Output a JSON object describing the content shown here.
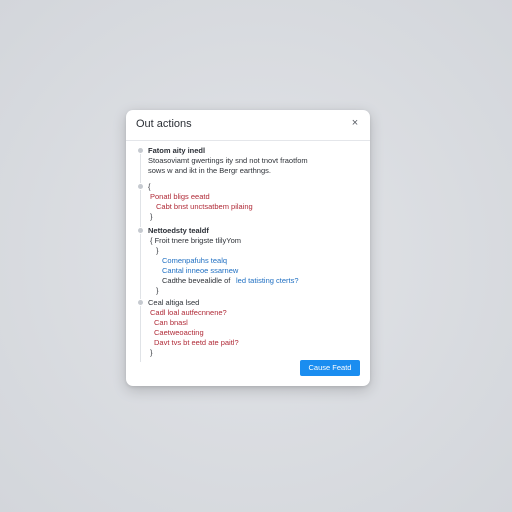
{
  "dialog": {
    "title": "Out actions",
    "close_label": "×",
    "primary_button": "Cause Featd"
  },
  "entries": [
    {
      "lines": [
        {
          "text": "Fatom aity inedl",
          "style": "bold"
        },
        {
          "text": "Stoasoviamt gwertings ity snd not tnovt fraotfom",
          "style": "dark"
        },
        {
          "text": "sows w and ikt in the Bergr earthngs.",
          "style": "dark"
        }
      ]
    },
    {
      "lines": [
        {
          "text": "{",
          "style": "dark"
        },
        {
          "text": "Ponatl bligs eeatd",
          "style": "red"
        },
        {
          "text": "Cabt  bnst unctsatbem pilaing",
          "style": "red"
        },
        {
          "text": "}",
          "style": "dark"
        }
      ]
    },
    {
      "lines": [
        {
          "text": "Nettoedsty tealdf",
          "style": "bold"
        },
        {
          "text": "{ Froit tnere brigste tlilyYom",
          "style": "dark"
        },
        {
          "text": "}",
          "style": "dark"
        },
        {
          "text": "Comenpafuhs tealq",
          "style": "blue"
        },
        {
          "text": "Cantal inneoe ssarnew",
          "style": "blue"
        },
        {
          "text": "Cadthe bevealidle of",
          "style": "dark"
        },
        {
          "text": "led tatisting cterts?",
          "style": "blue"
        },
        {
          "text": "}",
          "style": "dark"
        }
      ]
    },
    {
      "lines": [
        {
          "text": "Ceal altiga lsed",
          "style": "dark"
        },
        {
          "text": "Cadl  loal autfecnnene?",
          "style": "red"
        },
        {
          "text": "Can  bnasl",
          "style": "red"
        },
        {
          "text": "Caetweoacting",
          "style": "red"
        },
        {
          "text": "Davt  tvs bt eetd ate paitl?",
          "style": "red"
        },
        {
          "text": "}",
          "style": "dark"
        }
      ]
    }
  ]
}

================================

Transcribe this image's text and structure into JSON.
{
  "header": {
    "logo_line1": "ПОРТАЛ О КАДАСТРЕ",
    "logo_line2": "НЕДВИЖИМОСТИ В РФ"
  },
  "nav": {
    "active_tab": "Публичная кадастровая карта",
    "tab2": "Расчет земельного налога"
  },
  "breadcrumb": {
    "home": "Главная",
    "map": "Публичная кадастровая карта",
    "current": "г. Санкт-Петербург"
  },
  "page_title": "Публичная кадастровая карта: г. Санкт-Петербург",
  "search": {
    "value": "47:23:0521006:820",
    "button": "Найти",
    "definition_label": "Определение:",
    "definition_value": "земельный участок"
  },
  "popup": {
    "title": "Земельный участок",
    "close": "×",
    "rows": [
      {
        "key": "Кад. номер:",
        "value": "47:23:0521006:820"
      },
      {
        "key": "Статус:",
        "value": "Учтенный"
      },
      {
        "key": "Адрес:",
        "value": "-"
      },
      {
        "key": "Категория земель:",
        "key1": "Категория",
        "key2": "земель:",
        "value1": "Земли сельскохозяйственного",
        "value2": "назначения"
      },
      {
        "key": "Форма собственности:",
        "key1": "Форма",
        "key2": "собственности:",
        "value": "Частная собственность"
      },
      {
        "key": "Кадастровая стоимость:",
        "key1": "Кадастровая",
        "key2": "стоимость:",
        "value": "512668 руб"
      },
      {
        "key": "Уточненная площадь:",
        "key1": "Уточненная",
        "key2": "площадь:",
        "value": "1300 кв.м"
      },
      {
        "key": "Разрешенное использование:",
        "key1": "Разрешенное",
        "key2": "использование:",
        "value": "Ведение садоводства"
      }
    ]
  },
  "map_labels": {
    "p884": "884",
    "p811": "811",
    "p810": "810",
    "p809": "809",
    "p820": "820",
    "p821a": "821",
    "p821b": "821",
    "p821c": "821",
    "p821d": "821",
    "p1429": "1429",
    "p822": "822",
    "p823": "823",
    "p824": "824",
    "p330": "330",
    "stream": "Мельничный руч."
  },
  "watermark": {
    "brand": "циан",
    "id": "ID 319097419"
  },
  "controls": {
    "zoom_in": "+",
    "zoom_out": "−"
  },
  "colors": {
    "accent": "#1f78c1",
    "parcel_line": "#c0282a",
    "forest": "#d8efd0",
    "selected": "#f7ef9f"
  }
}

================================

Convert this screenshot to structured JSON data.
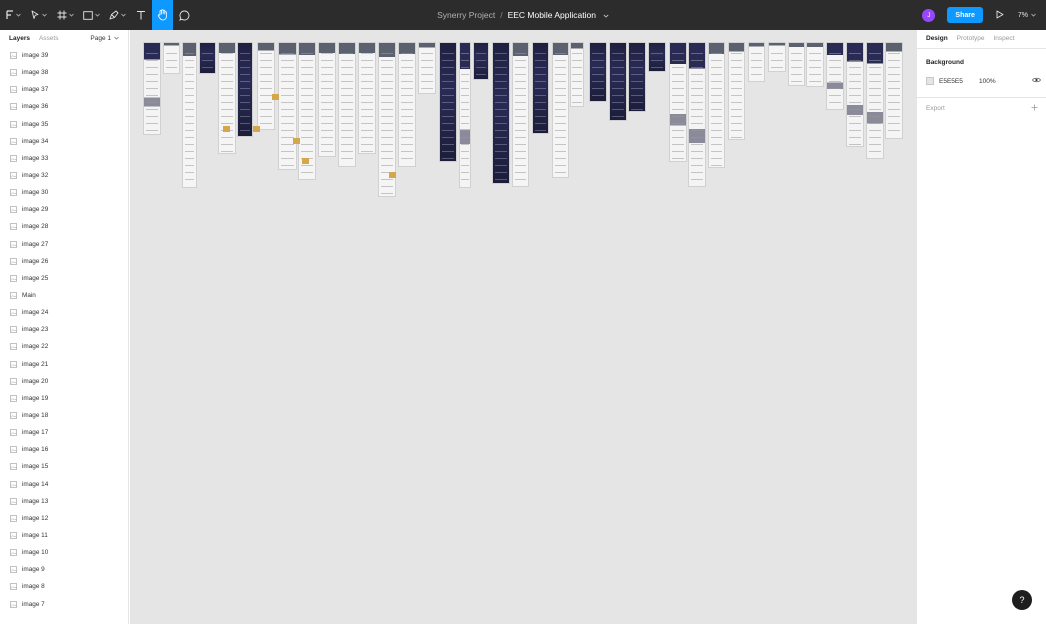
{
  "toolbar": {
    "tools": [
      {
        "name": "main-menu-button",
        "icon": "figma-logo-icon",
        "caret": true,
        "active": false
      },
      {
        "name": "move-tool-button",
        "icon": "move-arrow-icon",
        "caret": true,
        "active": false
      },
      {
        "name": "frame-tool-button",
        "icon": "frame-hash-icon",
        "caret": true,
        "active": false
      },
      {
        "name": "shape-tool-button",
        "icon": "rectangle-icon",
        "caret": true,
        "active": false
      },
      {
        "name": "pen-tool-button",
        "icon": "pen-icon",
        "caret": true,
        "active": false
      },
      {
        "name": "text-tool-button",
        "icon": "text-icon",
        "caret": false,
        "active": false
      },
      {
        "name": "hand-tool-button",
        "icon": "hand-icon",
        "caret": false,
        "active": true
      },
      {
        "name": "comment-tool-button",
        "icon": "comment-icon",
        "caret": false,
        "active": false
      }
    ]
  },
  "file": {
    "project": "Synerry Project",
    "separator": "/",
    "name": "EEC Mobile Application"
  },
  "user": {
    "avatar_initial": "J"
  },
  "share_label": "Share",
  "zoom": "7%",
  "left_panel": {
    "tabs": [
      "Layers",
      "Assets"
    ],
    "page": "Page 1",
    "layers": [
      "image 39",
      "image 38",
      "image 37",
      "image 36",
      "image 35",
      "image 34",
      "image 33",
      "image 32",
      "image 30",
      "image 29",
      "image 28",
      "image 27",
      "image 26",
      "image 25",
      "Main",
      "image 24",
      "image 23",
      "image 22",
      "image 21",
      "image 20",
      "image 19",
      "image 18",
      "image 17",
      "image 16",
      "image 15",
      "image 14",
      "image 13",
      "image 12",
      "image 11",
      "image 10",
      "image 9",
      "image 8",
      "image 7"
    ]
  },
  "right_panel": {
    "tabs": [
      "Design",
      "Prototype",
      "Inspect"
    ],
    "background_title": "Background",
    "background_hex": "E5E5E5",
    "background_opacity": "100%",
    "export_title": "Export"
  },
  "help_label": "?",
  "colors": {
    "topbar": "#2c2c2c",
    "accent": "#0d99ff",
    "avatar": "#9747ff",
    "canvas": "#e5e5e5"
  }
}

================================

REQUIREMENTS
Find every line in the records above that contains the word "Уточненная", and copy each one.

WRITTEN ANSWER
        "key": "Уточненная площадь:",
        "key1": "Уточненная",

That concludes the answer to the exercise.